Supplied records
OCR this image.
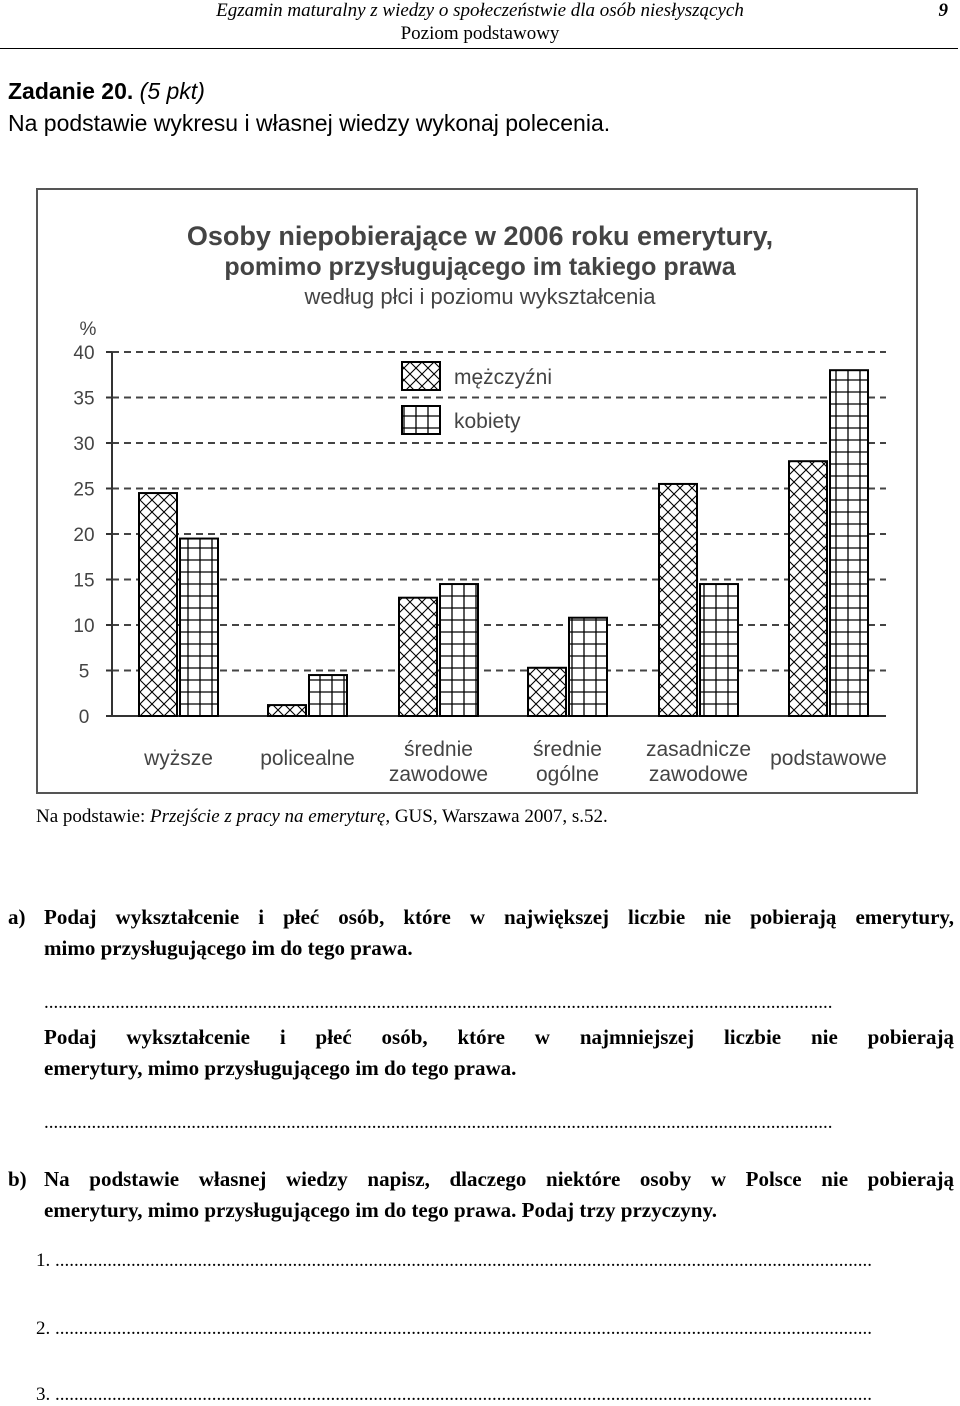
Egzamin maturalny z wiedzy o społeczeństwie dla osób niesłyszących
Poziom podstawowy
9
Zadanie 20. (5 pkt)
Na podstawie wykresu i własnej wiedzy wykonaj polecenia.
Osoby niepobierające w 2006 roku emerytury,
pomimo przysługującego im takiego prawa
według płci i poziomu wykształcenia
%
0
5
10
15
20
25
30
35
40
wyższe policealne średnie
zawodowe
średnie
ogólne
zasadnicze
zawodowe
podstawowe
mężczyźni
kobiety
Na podstawie: Przejście z pracy na emeryturę, GUS, Warszawa 2007, s.52.
a) Podaj wykształcenie i płeć osób, które w największej liczbie nie pobierają emerytury,
mimo przysługującego im do tego prawa.
......................................................................................................................................................................
Podaj wykształcenie i płeć osób, które w najmniejszej liczbie nie pobierają
emerytury, mimo przysługującego im do tego prawa.
......................................................................................................................................................................
b) Na podstawie własnej wiedzy napisz, dlaczego niektóre osoby w Polsce nie pobierają
emerytury, mimo przysługującego im do tego prawa. Podaj trzy przyczyny.
1. ............................................................................................................................................................................
2. ............................................................................................................................................................................
3. ............................................................................................................................................................................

Given exercise
Repeat the material above word for word and skip every image in it.

Output below
OCR this image.
Egzamin maturalny z wiedzy o społeczeństwie dla osób niesłyszących
Poziom podstawowy
9
Zadanie 20. (5 pkt)
Na podstawie wykresu i własnej wiedzy wykonaj polecenia.
Osoby niepobierające w 2006 roku emerytury,
pomimo przysługującego im takiego prawa
według płci i poziomu wykształcenia
%
0
5
10
15
20
25
30
35
40
wyższe policealne średnie
zawodowe
średnie
ogólne
zasadnicze
zawodowe
podstawowe
mężczyźni
kobiety
Na podstawie: Przejście z pracy na emeryturę, GUS, Warszawa 2007, s.52.
a) Podaj wykształcenie i płeć osób, które w największej liczbie nie pobierają emerytury,
mimo przysługującego im do tego prawa.
......................................................................................................................................................................
Podaj wykształcenie i płeć osób, które w najmniejszej liczbie nie pobierają
emerytury, mimo przysługującego im do tego prawa.
......................................................................................................................................................................
b) Na podstawie własnej wiedzy napisz, dlaczego niektóre osoby w Polsce nie pobierają
emerytury, mimo przysługującego im do tego prawa. Podaj trzy przyczyny.
1. ............................................................................................................................................................................
2. ............................................................................................................................................................................
3. ............................................................................................................................................................................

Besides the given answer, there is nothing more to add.